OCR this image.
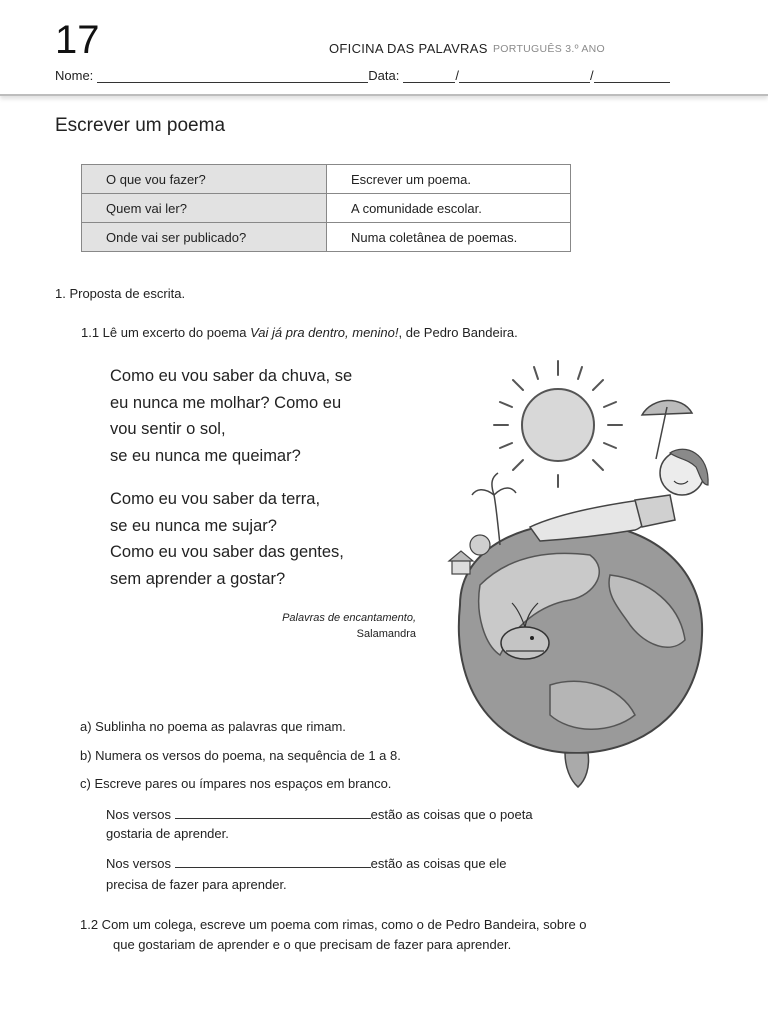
17	OFICINA DAS PALAVRAS PORTUGUÊS 3.º ANO
Nome:	Data:	/	/
Escrever um poema
O que vou fazer?	Escrever um poema.
Quem vai ler?	A comunidade escolar.
Onde vai ser publicado?	Numa coletânea de poemas.
1. Proposta de escrita.
1.1 Lê um excerto do poema Vai já pra dentro, menino!, de Pedro Bandeira.
Como eu vou saber da chuva, se
eu nunca me molhar? Como eu
vou sentir o sol,
se eu nunca me queimar?
Como eu vou saber da terra,
se eu nunca me sujar?
Como eu vou saber das gentes,
sem aprender a gostar?
Palavras de encantamento,
Salamandra
a) Sublinha no poema as palavras que rimam.
b) Numera os versos do poema, na sequência de 1 a 8.
c) Escreve pares ou ímpares nos espaços em branco.
Nos versos	estão as coisas que o poeta
gostaria de aprender.
Nos versos	estão as coisas que ele
precisa de fazer para aprender.
1.2 Com um colega, escreve um poema com rimas, como o de Pedro Bandeira, sobre o
que gostariam de aprender e o que precisam de fazer para aprender.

EXERCISE PROMPT —
Search the preceding listing for "Pedro" and extract every line where it is found.

REPLY —
1.1 Lê um excerto do poema Vai já pra dentro, menino!, de Pedro Bandeira.
1.2 Com um colega, escreve um poema com rimas, como o de Pedro Bandeira, sobre o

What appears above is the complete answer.